**DIRECTIVES**
1. In the article on Sunnyvale's city-owned properties, which street and avenues bound the properties the council hesitated to sell?
2. Can you turn the paragraph beginning "While the city has surplused" in the Sunnyvale council article into a short bulleted list that keeps its main facts?
3. Pick up the article on the Sunnyvale council's vote about city-owned land after its final sentence and carry it forward.

**EXTRACT PROVIDED**

The Sunnyvale City Council voted unanimously Oct. 14 to not surplus the properties and subsequently put them up for sale until the city manager can come up with a more developed strategy on what to do with city-owned properties.

“It appears to me that we’re missing a key component in terms of how to manage our assets,” city manager Deanna Santana said during the meeting.

While the city has surplused and sold several properties in the past, council members hesitated to sell the properties bounded by Charles Street and Iowa, McKinley and Mathilda avenues. They raised questions about possible alternatives to selling, including entering long-term lease agreements or assembling more properties on the block to be able to sell a more contiguous piece of land.

Santana suggested city staff return to the city council with some framework in terms of how to efficiently carry those tasks out and when it is appropriate to do so.

“Allow for us to look at the land that the city owns and apply it through that lens so that we have better categories, so we’re just not doing this randomly,” Santana suggested, as the council meeting passed midnight.

Items listed in a dataset
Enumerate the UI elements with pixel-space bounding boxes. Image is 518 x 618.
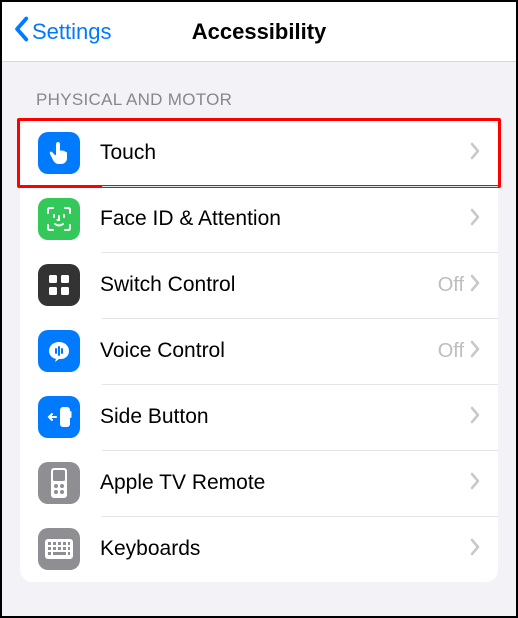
page-title: Accessibility <box>192 19 327 45</box>
content-area: PHYSICAL AND MOTOR Touch Face ID & Att <box>2 62 516 616</box>
row-label: Face ID & Attention <box>100 207 470 231</box>
row-switch-control[interactable]: Switch Control Off <box>20 252 498 318</box>
back-button[interactable]: Settings <box>2 16 112 48</box>
chevron-right-icon <box>470 538 480 561</box>
switch-control-icon <box>38 264 80 306</box>
settings-list: Touch Face ID & Attention <box>20 120 498 582</box>
section-header: PHYSICAL AND MOTOR <box>2 90 516 120</box>
face-id-icon <box>38 198 80 240</box>
row-label: Apple TV Remote <box>100 471 470 495</box>
row-label: Side Button <box>100 405 470 429</box>
row-touch[interactable]: Touch <box>20 120 498 186</box>
back-label: Settings <box>32 19 112 45</box>
voice-control-icon <box>38 330 80 372</box>
row-label: Keyboards <box>100 537 470 561</box>
chevron-left-icon <box>12 16 30 48</box>
keyboard-icon <box>38 528 80 570</box>
side-button-icon <box>38 396 80 438</box>
row-keyboards[interactable]: Keyboards <box>20 516 498 582</box>
row-apple-tv-remote[interactable]: Apple TV Remote <box>20 450 498 516</box>
nav-header: Settings Accessibility <box>2 2 516 62</box>
row-label: Touch <box>100 141 470 165</box>
touch-icon <box>38 132 80 174</box>
chevron-right-icon <box>470 208 480 231</box>
row-label: Switch Control <box>100 273 438 297</box>
row-label: Voice Control <box>100 339 438 363</box>
chevron-right-icon <box>470 472 480 495</box>
row-face-id-attention[interactable]: Face ID & Attention <box>20 186 498 252</box>
row-side-button[interactable]: Side Button <box>20 384 498 450</box>
chevron-right-icon <box>470 142 480 165</box>
row-value: Off <box>438 340 464 363</box>
chevron-right-icon <box>470 274 480 297</box>
chevron-right-icon <box>470 340 480 363</box>
row-value: Off <box>438 274 464 297</box>
row-voice-control[interactable]: Voice Control Off <box>20 318 498 384</box>
apple-tv-remote-icon <box>38 462 80 504</box>
chevron-right-icon <box>470 406 480 429</box>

**WRITTEN ANSWERS**
1. Charles Street and Iowa, McKinley and Mathilda avenues.

2.
- The city has surplused and sold several properties in the past.
- Council members hesitated to sell the properties bounded by Charles Street and Iowa, McKinley and Mathilda avenues.
- They raised alternatives to selling:
  - entering long-term lease agreements
  - assembling more properties on the block to sell a more contiguous piece of land

3.
While one of the property owners within the block spoke in favor of surplusing the land so that he might sell to a developer, the council decided it would be more appropriate to further explore its options.

One such option included doing a land swap, as some council members suggested obtaining open space in exchange for the properties.

“Developers have an easier time gathering up land than we do,” Mayor Jim Griffith said.

Public works director Kent Steffens suggested the council keep in mind the overall size of the properties that would be made available.

“One of the challenges is this is less than one acre, and so somebody’s not going to come in and give us five acres for one acre,” Steffens said. “It’s a pretty small area to leverage for an open space parcel.”

The council also recommended that as the strategies were being developed by city staff, to include the property owners in the discussion.

Over several years, the city purchased these properties with the goal of assembling land to kick-start the redevelopment of the low-density commercial and residential uses to higher density multi-family/commercial mixed use, per the Downtown Specific Plan for the area.

The six parcels are composed of three single-family homes located on Charles Street and one duplex and two vacant parcels fronting Mathilda Avenue.

An active real estate market is what spurred the discussion to declare the properties as surplus. According to city staff, the combined value of the six properties in Block 15 is estimated at $3.5 million.

Residential developers interested in redeveloping the properties into a mixed-use project have already contacted the city, staff reported. The owners of the four other parcels located between the city parcels have also indicated an interest to sell.

If a sale were to occur now, a project could be built on approximately half of the block.